Some lines in the listing below may include the string "Egypt". How many are there? Give only the number.

===== Records supplied =====

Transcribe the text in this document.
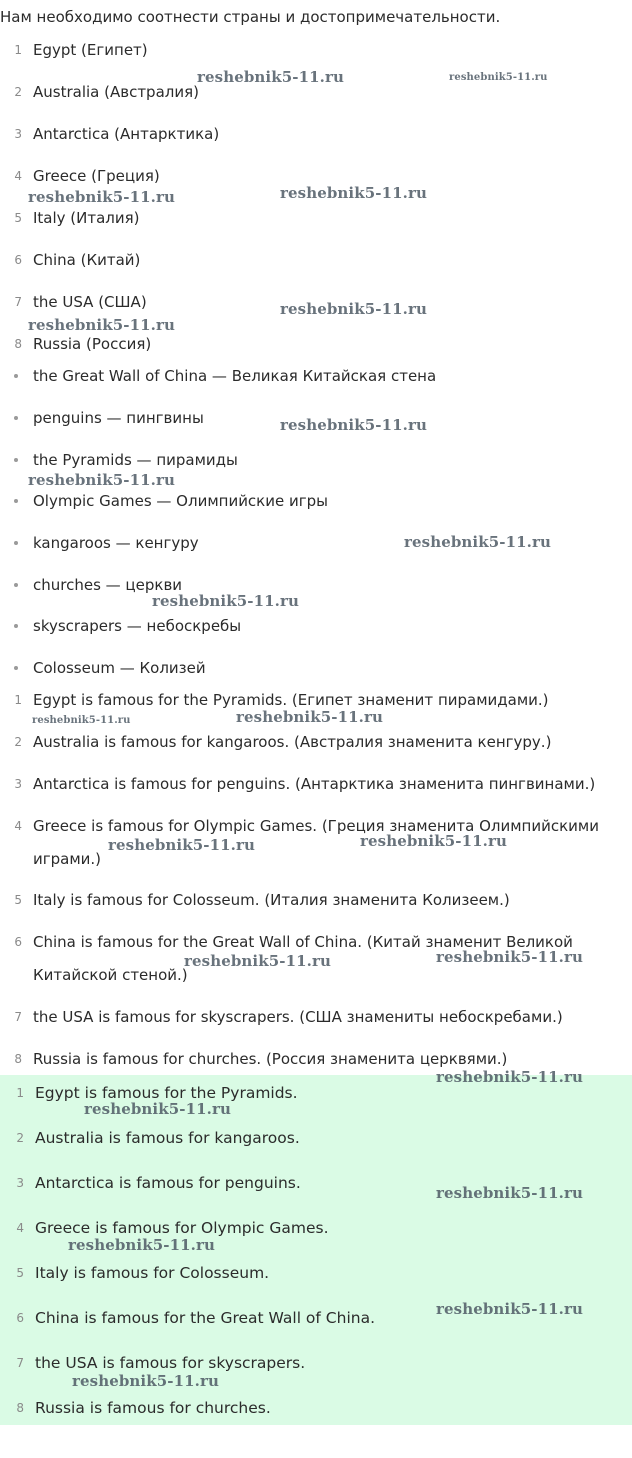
Нам необходимо соотнести страны и достопримечательности.

1 Egypt (Египет)
2 Australia (Австралия)
3 Antarctica (Антарктика)
4 Greece (Греция)
5 Italy (Италия)
6 China (Китай)
7 the USA (США)
8 Russia (Россия)
the Great Wall of China — Великая Китайская стена
penguins — пингвины
the Pyramids — пирамиды
Olympic Games — Олимпийские игры
kangaroos — кенгуру
churches — церкви
skyscrapers — небоскребы
Colosseum — Колизей
1 Egypt is famous for the Pyramids. (Египет знаменит пирамидами.)
2 Australia is famous for kangaroos. (Австралия знаменита кенгуру.)
3 Antarctica is famous for penguins. (Антарктика знаменита пингвинами.)
4 Greece is famous for Olympic Games. (Греция знаменита Олимпийскими играми.)
5 Italy is famous for Colosseum. (Италия знаменита Колизеем.)
6 China is famous for the Great Wall of China. (Китай знаменит Великой Китайской стеной.)
7 the USA is famous for skyscrapers. (США знамениты небоскребами.)
8 Russia is famous for churches. (Россия знаменита церквями.)
1 Egypt is famous for the Pyramids.
2 Australia is famous for kangaroos.
3 Antarctica is famous for penguins.
4 Greece is famous for Olympic Games.
5 Italy is famous for Colosseum.
6 China is famous for the Great Wall of China.
7 the USA is famous for skyscrapers.
8 Russia is famous for churches.
reshebnik5-11.ru	reshebnik5-11.ru
reshebnik5-11.ru	reshebnik5-11.ru
reshebnik5-11.ru
reshebnik5-11.ru
reshebnik5-11.ru
reshebnik5-11.ru
reshebnik5-11.ru
reshebnik5-11.ru
reshebnik5-11.ru	reshebnik5-11.ru
reshebnik5-11.ru	reshebnik5-11.ru
reshebnik5-11.ru	reshebnik5-11.ru
reshebnik5-11.ru
reshebnik5-11.ru
reshebnik5-11.ru
reshebnik5-11.ru
reshebnik5-11.ru
reshebnik5-11.ru
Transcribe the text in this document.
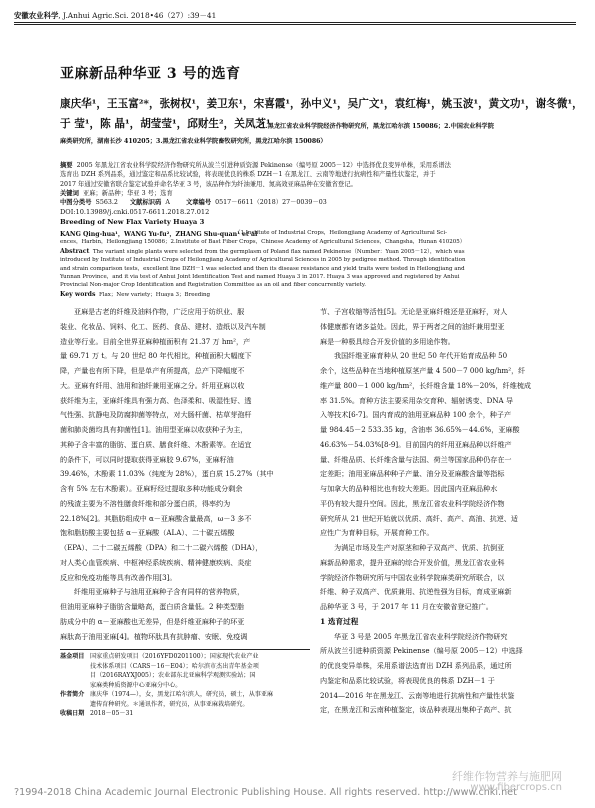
安徽农业科学, J.Anhui Agric.Sci. 2018•46（27）:39－41
亚麻新品种华亚 3 号的选育
康庆华¹，王玉富²*，张树权¹，姜卫东¹，宋喜霞¹，孙中义¹，吴广文¹，袁红梅¹，姚玉波¹，黄文功¹，谢冬微¹，
于 莹¹，陈 晶¹，胡莹莹¹，邱财生²，关凤芝¹
（1.黑龙江省农业科学院经济作物研究所，黑龙江哈尔滨 150086；2.中国农业科学院
麻类研究所，湖南长沙 410205；3.黑龙江省农业科学院畜牧研究所，黑龙江哈尔滨 150086）
摘要 2005 年黑龙江省农业科学院经济作物研究所从波兰引进种质资源 Pekinense（编号原 2005－12）中选择优良变异单株，采用系谱法
选育出 DZH 系列品系，通过鉴定和品系比较试验，将表现优良的株系 DZH－1 在黑龙江、云南等地进行抗病性和产量性状鉴定，并于
2017 年通过安徽省联合鉴定试验并命名华亚 3 号，该品种作为纤油兼用、氮高效亚麻品种在安徽省登记。
关键词 亚麻；新品种；华亚 3 号；选育
中图分类号 S563.2 文献标识码 A	文章编号 0517－6611（2018）27－0039－03
DOI:10.13989/j.cnki.0517-6611.2018.27.012
Breeding of New Flax Variety Huaya 3
KANG Qing-hua¹，WANG Yu-fu²，ZHANG Shu-quan¹ et al
（1.Institute of Industrial Crops，Heilongjiang Academy of Agricultural Sci-
ences，Harbin，Heilongjiang 150086；2.Institute of Bast Fiber Crops，Chinese Academy of Agricultural Sciences，Changsha，Hunan 410205）
Abstract The variant single plants were selected from the germplasm of Poland flax named Pekinense（Number：Yuan 2005－12），which was
introduced by Institute of Industrial Crops of Heilongjiang Academy of Agricultural Sciences in 2005 by pedigree method. Through identification
and strain comparison tests，excellent line DZH－1 was selected and then its disease resistance and yield traits were tested in Heilongjiang and
Yunnan Province，and it via test of Anhui Joint Identification Test and named Huaya 3 in 2017. Huaya 3 was approved and registered by Anhui
Provincial Non-major Crop Identification and Registration Committee as an oil and fiber concurrently variety.
Key words Flax；New variety；Huaya 3；Breeding
亚麻是古老的纤维及油料作物，广泛应用于纺织业、服
装业、化妆品、饲料、化工、医药、食品、建材、造纸以及汽车制
造业等行业。目前全世界亚麻种植面积有 21.37 万 hm²，产
量 69.71 万 t。与 20 世纪 80 年代相比，种植面积大幅度下
降，产量也有所下降，但是单产有所提高，总产下降幅度不
大。亚麻有纤用、油用和油纤兼用亚麻之分。纤用亚麻以收
获纤维为主，亚麻纤维具有强力高、色泽柔和、吸湿性好、透
气性强、抗静电及防腐抑菌等特点，对大肠杆菌、枯草芽孢杆
菌和肺炎菌均具有抑菌性[1]。油用型亚麻以收获种子为主，
其种子含丰富的脂肪、蛋白质、膳食纤维、木酚素等。在适宜
的条件下，可以同时提取获得亚麻胶 9.67%，亚麻籽油
39.46%，木酚素 11.03%（纯度为 28%），蛋白质 15.27%（其中
含有 5% 左右木酚素）。亚麻籽经过提取多种功能成分剩余
的残渣主要为不溶性膳食纤维和部分蛋白质，得率约为
22.18%[2]。其脂肪组成中 α－亚麻酸含量最高，ω－3 多不
饱和脂肪酸主要包括 α－亚麻酸（ALA）、二十碳五烯酸
（EPA）、二十二碳五烯酸（DPA）和二十二碳六烯酸（DHA），
对人类心血管疾病、中枢神经系统疾病、精神健康疾病、炎症
反应和免疫功能等具有改善作用[3]。
纤维用亚麻种子与油用亚麻种子含有同样的营养物质，
但油用亚麻种子脂肪含量略高，蛋白质含量低。2 种类型脂
肪成分中的 α－亚麻酸也无差异，但是纤维亚麻种子的环亚
麻肽高于油用亚麻[4]。植物环肽具有抗肿瘤、安眠、免疫调
基金项目 国家重点研发项目（2016YFD0201100）；国家现代农业产业
技术体系项目（CARS－16－E04）；哈尔滨市杰出青年基金项
目（2016RAYXJ005）；农业部东北亚麻科学观测实验站；国
家麻类种质资源中心亚麻分中心。
作者简介 康庆华（1974—），女，黑龙江哈尔滨人，研究员，硕士，从事亚麻
遗传育种研究。＊通讯作者，研究员，从事亚麻栽培研究。
收稿日期 2018－05－31
节、子宫收缩等活性[5]。无论是亚麻纤维还是亚麻籽，对人
体健康都有诸多益处。因此，界于两者之间的油纤兼用型亚
麻是一种极具综合开发价值的多用途作物。
我国纤维亚麻育种从 20 世纪 50 年代开始育成品种 50
余个，这些品种在当地种植原茎产量 4 500－7 000 kg/hm²，纤
维产量 800－1 000 kg/hm²，长纤维含量 18%－20%，纤维梳成
率 31.5%。育种方法主要采用杂交育种、辐射诱变、DNA 导
入等技术[6-7]。国内育成的油用亚麻品种 100 余个，种子产
量 984.45－2 533.35 kg，含油率 36.65%－44.6%，亚麻酸
46.63%－54.03%[8-9]。目前国内的纤用亚麻品种以纤维产
量、纤维品质、长纤维含量与法国、荷兰等国家品种仍存在一
定差距；油用亚麻品种种子产量、油分及亚麻酸含量等指标
与加拿大的品种相比也有较大差距。因此国内亚麻品种水
平仍有较大提升空间。因此，黑龙江省农业科学院经济作物
研究所从 21 世纪开始就以优质、高纤、高产、高油、抗逆、适
应性广为育种目标，开展育种工作。
为满足市场及生产对原茎和种子双高产、优质、抗倒亚
麻新品种需求，提升亚麻的综合开发价值，黑龙江省农业科
学院经济作物研究所与中国农业科学院麻类研究所联合，以
纤维、种子双高产、优质兼用、抗逆性强为目标，育成亚麻新
品种华亚 3 号，于 2017 年 11 月在安徽省登记推广。
1 选育过程
华亚 3 号是 2005 年黑龙江省农业科学院经济作物研究
所从波兰引进种质资源 Pekinense（编号原 2005－12）中选择
的优良变异单株，采用系谱法选育出 DZH 系列品系，通过所
内鉴定和品系比较试验，将表现优良的株系 DZH－1 于
2014—2016 年在黑龙江、云南等地进行抗病性和产量性状鉴
定，在黑龙江和云南种植鉴定，该品种表现出集种子高产、抗
?1994-2018 China Academic Journal Electronic Publishing House. All rights reserved. http://www.cnki.net
纤维作物营养与施肥网
www.fibercrops.cn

=====

Exercise result:
3